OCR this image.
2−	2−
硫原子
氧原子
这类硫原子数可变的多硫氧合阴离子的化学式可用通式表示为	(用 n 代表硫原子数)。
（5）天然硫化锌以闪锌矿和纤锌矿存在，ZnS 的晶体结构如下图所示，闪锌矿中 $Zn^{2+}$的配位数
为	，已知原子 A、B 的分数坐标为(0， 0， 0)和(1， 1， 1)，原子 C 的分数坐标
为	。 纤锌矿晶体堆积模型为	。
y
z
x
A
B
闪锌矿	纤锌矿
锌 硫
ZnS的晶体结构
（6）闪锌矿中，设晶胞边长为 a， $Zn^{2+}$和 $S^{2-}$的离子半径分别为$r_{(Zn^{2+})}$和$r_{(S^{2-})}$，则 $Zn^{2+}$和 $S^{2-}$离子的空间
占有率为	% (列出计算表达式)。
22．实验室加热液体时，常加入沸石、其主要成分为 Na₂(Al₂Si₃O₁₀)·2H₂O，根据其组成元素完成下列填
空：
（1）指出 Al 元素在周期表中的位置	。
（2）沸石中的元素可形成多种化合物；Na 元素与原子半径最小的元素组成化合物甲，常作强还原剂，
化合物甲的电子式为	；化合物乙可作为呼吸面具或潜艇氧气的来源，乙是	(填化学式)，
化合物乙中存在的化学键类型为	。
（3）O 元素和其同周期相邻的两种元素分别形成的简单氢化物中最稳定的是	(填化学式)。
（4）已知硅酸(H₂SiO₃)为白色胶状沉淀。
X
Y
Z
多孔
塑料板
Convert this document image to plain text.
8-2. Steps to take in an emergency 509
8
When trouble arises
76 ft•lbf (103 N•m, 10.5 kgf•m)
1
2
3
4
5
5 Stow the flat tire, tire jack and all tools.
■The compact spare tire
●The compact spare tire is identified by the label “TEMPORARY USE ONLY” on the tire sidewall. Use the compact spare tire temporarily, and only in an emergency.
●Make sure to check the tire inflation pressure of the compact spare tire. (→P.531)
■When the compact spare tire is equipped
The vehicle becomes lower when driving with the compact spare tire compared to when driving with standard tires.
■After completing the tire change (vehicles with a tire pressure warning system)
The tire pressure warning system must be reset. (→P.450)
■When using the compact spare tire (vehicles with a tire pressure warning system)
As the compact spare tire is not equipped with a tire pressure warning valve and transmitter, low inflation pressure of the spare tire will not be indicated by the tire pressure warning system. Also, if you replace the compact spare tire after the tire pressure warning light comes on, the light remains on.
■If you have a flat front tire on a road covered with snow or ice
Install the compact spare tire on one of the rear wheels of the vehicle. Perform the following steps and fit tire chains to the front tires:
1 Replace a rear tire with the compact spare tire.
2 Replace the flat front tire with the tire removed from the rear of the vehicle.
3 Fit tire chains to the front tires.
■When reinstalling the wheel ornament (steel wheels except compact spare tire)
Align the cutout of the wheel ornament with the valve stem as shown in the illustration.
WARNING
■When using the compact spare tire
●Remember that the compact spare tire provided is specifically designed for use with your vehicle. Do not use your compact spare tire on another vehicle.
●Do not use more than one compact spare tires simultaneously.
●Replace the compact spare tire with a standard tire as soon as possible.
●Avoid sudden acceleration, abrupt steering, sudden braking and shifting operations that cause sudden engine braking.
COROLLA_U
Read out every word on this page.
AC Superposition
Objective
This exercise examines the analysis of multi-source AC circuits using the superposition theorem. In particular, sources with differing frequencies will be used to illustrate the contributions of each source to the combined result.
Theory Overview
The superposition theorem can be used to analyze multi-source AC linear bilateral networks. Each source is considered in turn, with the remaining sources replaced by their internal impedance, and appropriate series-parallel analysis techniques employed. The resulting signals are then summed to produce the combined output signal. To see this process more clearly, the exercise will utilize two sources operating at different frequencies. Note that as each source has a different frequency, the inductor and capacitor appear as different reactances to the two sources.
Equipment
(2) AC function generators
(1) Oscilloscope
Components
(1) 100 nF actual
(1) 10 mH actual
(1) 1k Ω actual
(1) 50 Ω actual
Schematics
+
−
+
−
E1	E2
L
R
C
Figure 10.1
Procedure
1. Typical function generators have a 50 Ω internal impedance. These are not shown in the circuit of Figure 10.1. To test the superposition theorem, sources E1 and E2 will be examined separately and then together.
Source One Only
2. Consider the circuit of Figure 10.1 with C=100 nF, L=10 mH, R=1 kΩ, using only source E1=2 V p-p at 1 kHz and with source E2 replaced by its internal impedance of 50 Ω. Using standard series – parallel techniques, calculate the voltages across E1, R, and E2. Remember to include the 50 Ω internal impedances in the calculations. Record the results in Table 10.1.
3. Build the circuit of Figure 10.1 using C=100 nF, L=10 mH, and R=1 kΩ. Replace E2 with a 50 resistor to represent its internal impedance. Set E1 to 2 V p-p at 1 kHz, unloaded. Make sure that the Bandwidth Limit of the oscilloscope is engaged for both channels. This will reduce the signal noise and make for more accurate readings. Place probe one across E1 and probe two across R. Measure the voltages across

------

Copy out each line exactly.

### The result
OCR this image.
2−	2−
硫原子
氧原子
这类硫原子数可变的多硫氧合阴离子的化学式可用通式表示为	(用 n 代表硫原子数)。
（5）天然硫化锌以闪锌矿和纤锌矿存在，ZnS 的晶体结构如下图所示，闪锌矿中 $Zn^{2+}$的配位数
为	，已知原子 A、B 的分数坐标为(0， 0， 0)和(1， 1， 1)，原子 C 的分数坐标
为	。 纤锌矿晶体堆积模型为	。
y
z
x
A
B
闪锌矿	纤锌矿
锌 硫
ZnS的晶体结构
（6）闪锌矿中，设晶胞边长为 a， $Zn^{2+}$和 $S^{2-}$的离子半径分别为$r_{(Zn^{2+})}$和$r_{(S^{2-})}$，则 $Zn^{2+}$和 $S^{2-}$离子的空间
占有率为	% (列出计算表达式)。
22．实验室加热液体时，常加入沸石、其主要成分为 Na₂(Al₂Si₃O₁₀)·2H₂O，根据其组成元素完成下列填
空：
（1）指出 Al 元素在周期表中的位置	。
（2）沸石中的元素可形成多种化合物；Na 元素与原子半径最小的元素组成化合物甲，常作强还原剂，
化合物甲的电子式为	；化合物乙可作为呼吸面具或潜艇氧气的来源，乙是	(填化学式)，
化合物乙中存在的化学键类型为	。
（3）O 元素和其同周期相邻的两种元素分别形成的简单氢化物中最稳定的是	(填化学式)。
（4）已知硅酸(H₂SiO₃)为白色胶状沉淀。
X
Y
Z
多孔
塑料板
Convert this document image to plain text.
8-2. Steps to take in an emergency 509
8
When trouble arises
76 ft•lbf (103 N•m, 10.5 kgf•m)
1
2
3
4
5
5 Stow the flat tire, tire jack and all tools.
■The compact spare tire
●The compact spare tire is identified by the label “TEMPORARY USE ONLY” on the tire sidewall. Use the compact spare tire temporarily, and only in an emergency.
●Make sure to check the tire inflation pressure of the compact spare tire. (→P.531)
■When the compact spare tire is equipped
The vehicle becomes lower when driving with the compact spare tire compared to when driving with standard tires.
■After completing the tire change (vehicles with a tire pressure warning system)
The tire pressure warning system must be reset. (→P.450)
■When using the compact spare tire (vehicles with a tire pressure warning system)
As the compact spare tire is not equipped with a tire pressure warning valve and transmitter, low inflation pressure of the spare tire will not be indicated by the tire pressure warning system. Also, if you replace the compact spare tire after the tire pressure warning light comes on, the light remains on.
■If you have a flat front tire on a road covered with snow or ice
Install the compact spare tire on one of the rear wheels of the vehicle. Perform the following steps and fit tire chains to the front tires:
1 Replace a rear tire with the compact spare tire.
2 Replace the flat front tire with the tire removed from the rear of the vehicle.
3 Fit tire chains to the front tires.
■When reinstalling the wheel ornament (steel wheels except compact spare tire)
Align the cutout of the wheel ornament with the valve stem as shown in the illustration.
WARNING
■When using the compact spare tire
●Remember that the compact spare tire provided is specifically designed for use with your vehicle. Do not use your compact spare tire on another vehicle.
●Do not use more than one compact spare tires simultaneously.
●Replace the compact spare tire with a standard tire as soon as possible.
●Avoid sudden acceleration, abrupt steering, sudden braking and shifting operations that cause sudden engine braking.
COROLLA_U
Read out every word on this page.
AC Superposition
Objective
This exercise examines the analysis of multi-source AC circuits using the superposition theorem. In particular, sources with differing frequencies will be used to illustrate the contributions of each source to the combined result.
Theory Overview
The superposition theorem can be used to analyze multi-source AC linear bilateral networks. Each source is considered in turn, with the remaining sources replaced by their internal impedance, and appropriate series-parallel analysis techniques employed. The resulting signals are then summed to produce the combined output signal. To see this process more clearly, the exercise will utilize two sources operating at different frequencies. Note that as each source has a different frequency, the inductor and capacitor appear as different reactances to the two sources.
Equipment
(2) AC function generators
(1) Oscilloscope
Components
(1) 100 nF actual
(1) 10 mH actual
(1) 1k Ω actual
(1) 50 Ω actual
Schematics
+
−
+
−
E1	E2
L
R
C
Figure 10.1
Procedure
1. Typical function generators have a 50 Ω internal impedance. These are not shown in the circuit of Figure 10.1. To test the superposition theorem, sources E1 and E2 will be examined separately and then together.
Source One Only
2. Consider the circuit of Figure 10.1 with C=100 nF, L=10 mH, R=1 kΩ, using only source E1=2 V p-p at 1 kHz and with source E2 replaced by its internal impedance of 50 Ω. Using standard series – parallel techniques, calculate the voltages across E1, R, and E2. Remember to include the 50 Ω internal impedances in the calculations. Record the results in Table 10.1.
3. Build the circuit of Figure 10.1 using C=100 nF, L=10 mH, and R=1 kΩ. Replace E2 with a 50 resistor to represent its internal impedance. Set E1 to 2 V p-p at 1 kHz, unloaded. Make sure that the Bandwidth Limit of the oscilloscope is engaged for both channels. This will reduce the signal noise and make for more accurate readings. Place probe one across E1 and probe two across R. Measure the voltages across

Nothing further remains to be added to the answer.